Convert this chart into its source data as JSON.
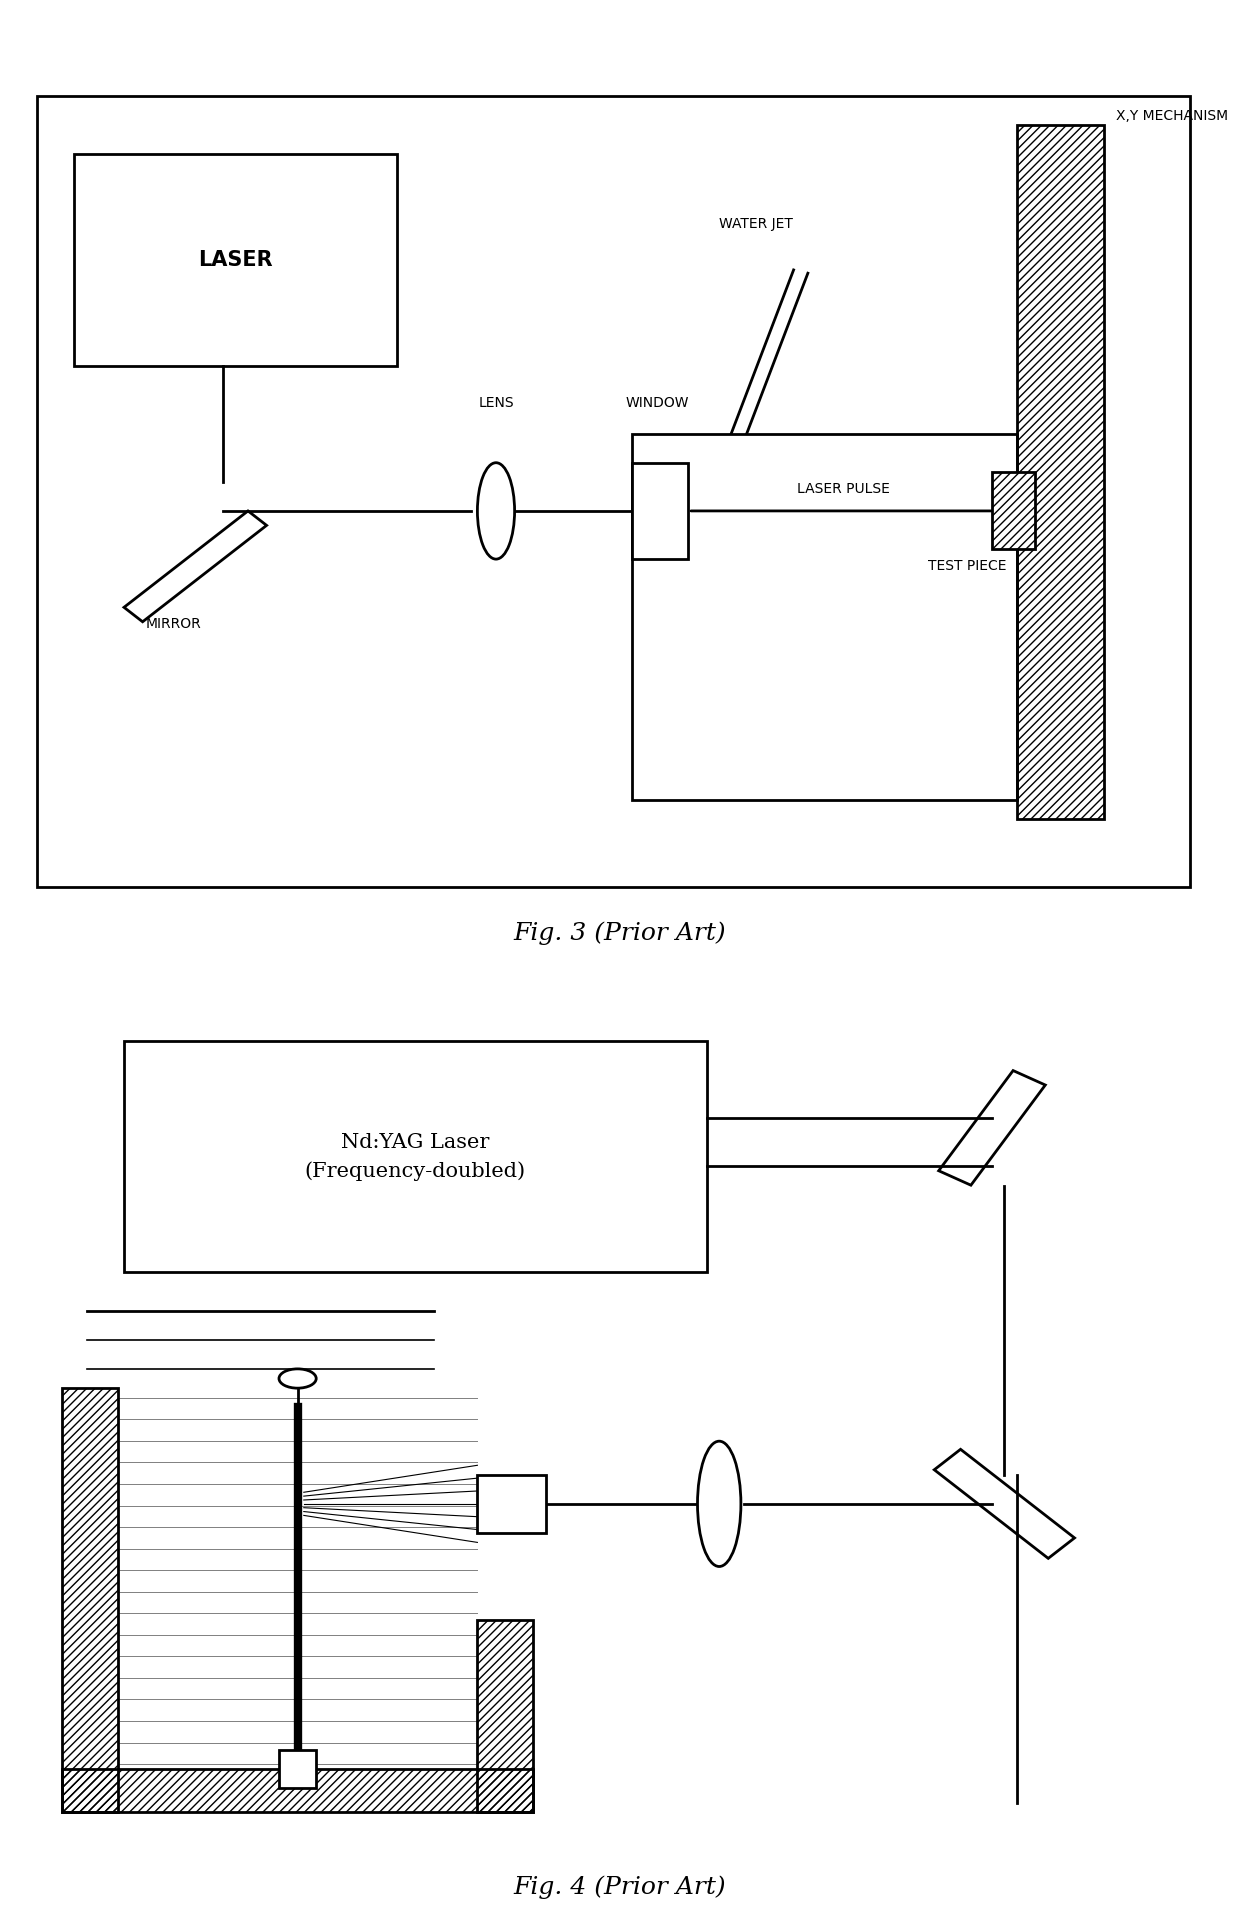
{
  "bg_color": "#ffffff",
  "line_color": "#000000",
  "fig3_title": "Fig. 3 (Prior Art)",
  "fig4_title": "Fig. 4 (Prior Art)",
  "fig4_laser_label": "Nd:YAG Laser\n(Frequency-doubled)"
}
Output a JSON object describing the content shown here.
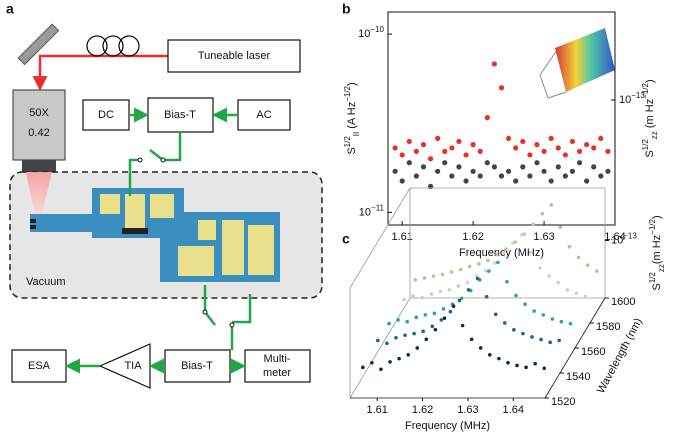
----
__What this task involves__
Set each line of the records down exactly, leaving every picture out.

__Solution to this exercise__
Convert this chart into its source data as JSON.
{
  "bg_color": "#ffffff",
  "line_color": "#000000",
  "fig3_title": "Fig. 3 (Prior Art)",
  "fig4_title": "Fig. 4 (Prior Art)",
  "fig4_laser_label": "Nd:YAG Laser\n(Frequency-doubled)"
}
Output a JSON object describing the content shown here.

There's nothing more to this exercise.